───── Supplied material

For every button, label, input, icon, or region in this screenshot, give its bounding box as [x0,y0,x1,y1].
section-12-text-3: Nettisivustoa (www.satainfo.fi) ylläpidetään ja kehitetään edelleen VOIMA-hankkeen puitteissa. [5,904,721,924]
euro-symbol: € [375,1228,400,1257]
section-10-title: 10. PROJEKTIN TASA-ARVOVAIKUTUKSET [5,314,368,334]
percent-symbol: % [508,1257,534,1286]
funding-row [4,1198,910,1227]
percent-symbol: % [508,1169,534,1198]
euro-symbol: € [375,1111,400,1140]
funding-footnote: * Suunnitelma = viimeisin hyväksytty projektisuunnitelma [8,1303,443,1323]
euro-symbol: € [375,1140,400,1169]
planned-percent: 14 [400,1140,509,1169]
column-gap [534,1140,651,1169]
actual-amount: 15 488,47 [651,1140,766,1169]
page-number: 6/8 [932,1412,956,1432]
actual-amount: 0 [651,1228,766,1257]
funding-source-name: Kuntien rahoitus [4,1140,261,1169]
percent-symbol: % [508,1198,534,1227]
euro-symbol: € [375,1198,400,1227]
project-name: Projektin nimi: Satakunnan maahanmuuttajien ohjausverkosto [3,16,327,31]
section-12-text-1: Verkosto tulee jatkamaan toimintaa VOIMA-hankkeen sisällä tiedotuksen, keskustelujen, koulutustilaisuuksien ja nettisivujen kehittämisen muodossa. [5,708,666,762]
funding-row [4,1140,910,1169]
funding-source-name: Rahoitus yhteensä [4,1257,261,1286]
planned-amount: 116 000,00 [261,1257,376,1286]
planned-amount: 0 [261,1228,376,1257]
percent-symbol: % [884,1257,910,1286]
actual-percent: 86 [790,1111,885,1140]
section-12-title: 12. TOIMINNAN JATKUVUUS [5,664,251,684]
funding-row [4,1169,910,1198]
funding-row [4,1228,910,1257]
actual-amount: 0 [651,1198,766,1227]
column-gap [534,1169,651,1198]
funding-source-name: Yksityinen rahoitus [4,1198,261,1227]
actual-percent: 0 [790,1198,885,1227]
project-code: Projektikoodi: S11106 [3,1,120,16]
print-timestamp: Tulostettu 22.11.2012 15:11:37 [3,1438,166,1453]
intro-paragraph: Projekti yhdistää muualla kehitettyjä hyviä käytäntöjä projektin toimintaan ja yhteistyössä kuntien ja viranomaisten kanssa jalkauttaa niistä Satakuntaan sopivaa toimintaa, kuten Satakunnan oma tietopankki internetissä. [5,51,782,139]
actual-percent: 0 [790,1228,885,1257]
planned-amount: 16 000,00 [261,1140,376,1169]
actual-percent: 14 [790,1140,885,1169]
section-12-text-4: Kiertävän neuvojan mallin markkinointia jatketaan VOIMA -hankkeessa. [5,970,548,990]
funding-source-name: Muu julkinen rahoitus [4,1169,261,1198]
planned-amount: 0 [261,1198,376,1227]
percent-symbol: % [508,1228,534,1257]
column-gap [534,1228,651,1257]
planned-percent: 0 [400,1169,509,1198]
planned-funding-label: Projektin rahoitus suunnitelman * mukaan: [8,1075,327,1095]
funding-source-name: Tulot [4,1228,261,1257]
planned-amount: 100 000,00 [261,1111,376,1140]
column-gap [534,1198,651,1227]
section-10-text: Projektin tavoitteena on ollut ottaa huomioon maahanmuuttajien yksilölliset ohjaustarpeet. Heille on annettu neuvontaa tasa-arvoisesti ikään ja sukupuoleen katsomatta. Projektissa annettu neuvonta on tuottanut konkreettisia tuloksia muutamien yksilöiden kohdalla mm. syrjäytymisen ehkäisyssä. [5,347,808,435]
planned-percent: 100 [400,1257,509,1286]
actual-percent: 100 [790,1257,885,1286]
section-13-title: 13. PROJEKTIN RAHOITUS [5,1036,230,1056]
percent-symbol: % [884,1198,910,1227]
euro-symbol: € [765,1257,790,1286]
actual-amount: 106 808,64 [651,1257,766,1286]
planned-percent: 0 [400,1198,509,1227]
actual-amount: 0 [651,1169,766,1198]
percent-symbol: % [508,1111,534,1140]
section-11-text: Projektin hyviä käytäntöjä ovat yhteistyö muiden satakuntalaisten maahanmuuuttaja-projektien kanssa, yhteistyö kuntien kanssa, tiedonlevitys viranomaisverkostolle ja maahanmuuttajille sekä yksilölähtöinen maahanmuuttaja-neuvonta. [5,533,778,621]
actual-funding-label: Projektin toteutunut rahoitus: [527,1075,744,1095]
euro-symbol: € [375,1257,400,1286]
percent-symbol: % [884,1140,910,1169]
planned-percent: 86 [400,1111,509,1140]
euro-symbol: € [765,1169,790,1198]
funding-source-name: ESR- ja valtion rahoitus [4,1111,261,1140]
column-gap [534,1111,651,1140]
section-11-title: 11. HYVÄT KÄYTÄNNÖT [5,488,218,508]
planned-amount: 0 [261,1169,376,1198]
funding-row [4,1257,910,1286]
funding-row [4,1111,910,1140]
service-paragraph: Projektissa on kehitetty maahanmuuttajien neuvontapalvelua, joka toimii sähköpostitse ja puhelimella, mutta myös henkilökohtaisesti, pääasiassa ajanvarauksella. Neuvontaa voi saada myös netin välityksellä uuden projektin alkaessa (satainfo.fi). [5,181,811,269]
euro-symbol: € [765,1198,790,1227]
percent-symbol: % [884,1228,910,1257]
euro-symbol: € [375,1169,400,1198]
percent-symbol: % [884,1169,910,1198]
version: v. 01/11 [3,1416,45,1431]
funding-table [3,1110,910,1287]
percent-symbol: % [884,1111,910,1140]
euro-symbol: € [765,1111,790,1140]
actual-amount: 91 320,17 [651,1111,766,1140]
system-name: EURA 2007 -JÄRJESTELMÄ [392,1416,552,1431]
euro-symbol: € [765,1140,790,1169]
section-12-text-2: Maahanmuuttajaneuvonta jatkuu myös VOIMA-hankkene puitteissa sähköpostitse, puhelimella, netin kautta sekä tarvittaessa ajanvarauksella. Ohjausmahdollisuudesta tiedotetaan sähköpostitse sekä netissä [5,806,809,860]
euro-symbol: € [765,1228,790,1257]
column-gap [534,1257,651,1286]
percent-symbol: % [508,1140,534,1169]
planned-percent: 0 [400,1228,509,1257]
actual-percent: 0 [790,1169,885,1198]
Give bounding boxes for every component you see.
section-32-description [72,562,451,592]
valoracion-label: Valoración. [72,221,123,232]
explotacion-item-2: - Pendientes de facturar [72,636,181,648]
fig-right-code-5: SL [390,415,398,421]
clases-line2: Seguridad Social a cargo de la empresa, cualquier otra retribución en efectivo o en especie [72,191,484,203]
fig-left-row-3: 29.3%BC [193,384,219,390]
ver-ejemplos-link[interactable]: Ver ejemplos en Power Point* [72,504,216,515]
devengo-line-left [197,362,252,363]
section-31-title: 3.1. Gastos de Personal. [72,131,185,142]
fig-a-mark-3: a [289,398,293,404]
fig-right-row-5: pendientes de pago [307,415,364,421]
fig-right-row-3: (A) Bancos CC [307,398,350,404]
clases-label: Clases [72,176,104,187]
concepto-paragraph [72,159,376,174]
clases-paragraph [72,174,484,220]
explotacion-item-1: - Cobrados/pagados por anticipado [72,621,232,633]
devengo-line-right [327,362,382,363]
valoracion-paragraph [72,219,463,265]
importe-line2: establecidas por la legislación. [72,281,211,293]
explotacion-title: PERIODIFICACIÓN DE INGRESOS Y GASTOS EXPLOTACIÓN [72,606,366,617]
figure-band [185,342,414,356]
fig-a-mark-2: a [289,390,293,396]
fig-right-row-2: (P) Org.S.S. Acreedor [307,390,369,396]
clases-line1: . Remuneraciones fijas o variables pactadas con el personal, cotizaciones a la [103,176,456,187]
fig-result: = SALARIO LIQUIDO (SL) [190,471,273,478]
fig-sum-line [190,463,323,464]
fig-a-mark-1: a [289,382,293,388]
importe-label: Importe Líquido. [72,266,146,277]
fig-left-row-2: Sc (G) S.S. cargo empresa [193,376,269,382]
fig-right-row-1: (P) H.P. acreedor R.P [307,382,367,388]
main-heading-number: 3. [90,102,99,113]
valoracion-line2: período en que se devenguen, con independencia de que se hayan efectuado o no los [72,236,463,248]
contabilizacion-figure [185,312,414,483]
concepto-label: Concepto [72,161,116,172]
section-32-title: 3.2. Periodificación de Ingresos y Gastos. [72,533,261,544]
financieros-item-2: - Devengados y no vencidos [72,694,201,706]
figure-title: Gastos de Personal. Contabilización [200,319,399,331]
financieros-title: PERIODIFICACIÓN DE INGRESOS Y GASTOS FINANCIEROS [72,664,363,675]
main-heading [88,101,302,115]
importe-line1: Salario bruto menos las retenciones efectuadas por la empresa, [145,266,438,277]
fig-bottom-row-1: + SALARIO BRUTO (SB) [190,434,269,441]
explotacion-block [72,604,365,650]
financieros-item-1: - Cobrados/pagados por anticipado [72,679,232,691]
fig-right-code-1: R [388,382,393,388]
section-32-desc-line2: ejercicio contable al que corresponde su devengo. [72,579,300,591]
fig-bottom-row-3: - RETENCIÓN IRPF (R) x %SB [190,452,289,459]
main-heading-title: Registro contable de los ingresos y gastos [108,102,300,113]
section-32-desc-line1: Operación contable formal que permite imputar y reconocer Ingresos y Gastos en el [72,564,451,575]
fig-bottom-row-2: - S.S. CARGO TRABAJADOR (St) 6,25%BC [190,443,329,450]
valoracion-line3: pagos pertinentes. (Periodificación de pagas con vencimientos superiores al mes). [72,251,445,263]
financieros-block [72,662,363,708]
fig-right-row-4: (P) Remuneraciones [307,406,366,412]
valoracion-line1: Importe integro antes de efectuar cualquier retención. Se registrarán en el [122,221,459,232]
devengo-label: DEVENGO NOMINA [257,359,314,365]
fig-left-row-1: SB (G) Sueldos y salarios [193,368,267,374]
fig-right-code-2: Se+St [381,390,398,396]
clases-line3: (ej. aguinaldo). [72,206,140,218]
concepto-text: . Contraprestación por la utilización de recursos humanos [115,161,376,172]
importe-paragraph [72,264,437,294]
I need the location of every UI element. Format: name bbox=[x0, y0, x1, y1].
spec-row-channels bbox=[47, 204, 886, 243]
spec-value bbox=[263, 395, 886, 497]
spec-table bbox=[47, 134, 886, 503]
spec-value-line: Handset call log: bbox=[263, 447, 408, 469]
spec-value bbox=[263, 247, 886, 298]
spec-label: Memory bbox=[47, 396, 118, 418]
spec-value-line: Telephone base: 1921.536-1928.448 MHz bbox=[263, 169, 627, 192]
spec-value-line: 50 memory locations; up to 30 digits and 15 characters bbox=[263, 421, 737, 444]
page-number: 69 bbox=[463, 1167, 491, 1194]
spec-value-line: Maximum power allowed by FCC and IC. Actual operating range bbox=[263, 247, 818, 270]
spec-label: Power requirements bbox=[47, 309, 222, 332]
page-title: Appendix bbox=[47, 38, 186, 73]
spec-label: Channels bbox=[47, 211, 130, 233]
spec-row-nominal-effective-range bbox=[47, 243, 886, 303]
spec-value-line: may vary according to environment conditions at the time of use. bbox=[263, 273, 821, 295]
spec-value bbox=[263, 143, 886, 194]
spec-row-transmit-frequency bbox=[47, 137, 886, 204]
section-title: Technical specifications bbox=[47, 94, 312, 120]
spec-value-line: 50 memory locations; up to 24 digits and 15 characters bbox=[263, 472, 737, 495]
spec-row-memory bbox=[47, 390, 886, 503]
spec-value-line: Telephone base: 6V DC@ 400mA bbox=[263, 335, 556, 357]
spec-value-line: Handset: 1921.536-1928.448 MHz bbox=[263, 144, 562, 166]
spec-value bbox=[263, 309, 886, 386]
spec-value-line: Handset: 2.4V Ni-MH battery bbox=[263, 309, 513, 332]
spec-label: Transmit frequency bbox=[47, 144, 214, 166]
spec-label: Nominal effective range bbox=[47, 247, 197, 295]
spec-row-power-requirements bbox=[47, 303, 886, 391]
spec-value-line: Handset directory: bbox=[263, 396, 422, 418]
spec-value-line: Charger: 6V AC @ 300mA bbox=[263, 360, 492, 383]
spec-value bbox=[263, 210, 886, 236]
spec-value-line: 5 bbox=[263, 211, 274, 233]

──────────

Exercise:
Can you copy the rows verbatim, from the first one through the line that contains "section-12-text-3: Nettisivustoa (www.satainfo.fi)", with both ends included?

Final result:
For every button, label, input, icon, or region in this screenshot, give its bounding box as [x0,y0,x1,y1].
section-12-text-3: Nettisivustoa (www.satainfo.fi) ylläpidetään ja kehitetään edelleen VOIMA-hankkeen puitteissa. [5,904,721,924]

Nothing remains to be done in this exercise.